··· Records for this exercise
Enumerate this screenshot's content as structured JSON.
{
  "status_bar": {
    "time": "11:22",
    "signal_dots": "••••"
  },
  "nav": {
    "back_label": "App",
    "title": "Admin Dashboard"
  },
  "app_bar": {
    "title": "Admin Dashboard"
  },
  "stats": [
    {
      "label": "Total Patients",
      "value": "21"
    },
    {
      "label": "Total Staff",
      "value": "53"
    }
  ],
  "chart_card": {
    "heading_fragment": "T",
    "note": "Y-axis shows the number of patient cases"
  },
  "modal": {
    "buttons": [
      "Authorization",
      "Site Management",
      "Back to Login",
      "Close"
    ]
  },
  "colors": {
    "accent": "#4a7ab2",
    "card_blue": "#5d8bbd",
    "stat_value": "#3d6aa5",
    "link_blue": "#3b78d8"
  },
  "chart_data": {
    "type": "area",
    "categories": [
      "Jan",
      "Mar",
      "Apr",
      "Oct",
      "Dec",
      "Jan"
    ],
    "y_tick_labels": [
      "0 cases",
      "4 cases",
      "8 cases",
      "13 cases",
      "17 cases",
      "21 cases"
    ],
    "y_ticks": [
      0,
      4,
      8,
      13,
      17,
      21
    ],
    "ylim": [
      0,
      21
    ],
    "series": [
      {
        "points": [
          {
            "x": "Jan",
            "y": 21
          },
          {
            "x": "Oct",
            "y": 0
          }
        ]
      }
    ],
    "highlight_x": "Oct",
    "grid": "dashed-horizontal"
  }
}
······
Work instructions —
Transcribe the entries above, every line exactly as it reads.

Output of the task —
Enumerate this screenshot's content as structured JSON.
{
  "status_bar": {
    "time": "11:22",
    "signal_dots": "••••"
  },
  "nav": {
    "back_label": "App",
    "title": "Admin Dashboard"
  },
  "app_bar": {
    "title": "Admin Dashboard"
  },
  "stats": [
    {
      "label": "Total Patients",
      "value": "21"
    },
    {
      "label": "Total Staff",
      "value": "53"
    }
  ],
  "chart_card": {
    "heading_fragment": "T",
    "note": "Y-axis shows the number of patient cases"
  },
  "modal": {
    "buttons": [
      "Authorization",
      "Site Management",
      "Back to Login",
      "Close"
    ]
  },
  "colors": {
    "accent": "#4a7ab2",
    "card_blue": "#5d8bbd",
    "stat_value": "#3d6aa5",
    "link_blue": "#3b78d8"
  },
  "chart_data": {
    "type": "area",
    "categories": [
      "Jan",
      "Mar",
      "Apr",
      "Oct",
      "Dec",
      "Jan"
    ],
    "y_tick_labels": [
      "0 cases",
      "4 cases",
      "8 cases",
      "13 cases",
      "17 cases",
      "21 cases"
    ],
    "y_ticks": [
      0,
      4,
      8,
      13,
      17,
      21
    ],
    "ylim": [
      0,
      21
    ],
    "series": [
      {
        "points": [
          {
            "x": "Jan",
            "y": 21
          },
          {
            "x": "Oct",
            "y": 0
          }
        ]
      }
    ],
    "highlight_x": "Oct",
    "grid": "dashed-horizontal"
  }
}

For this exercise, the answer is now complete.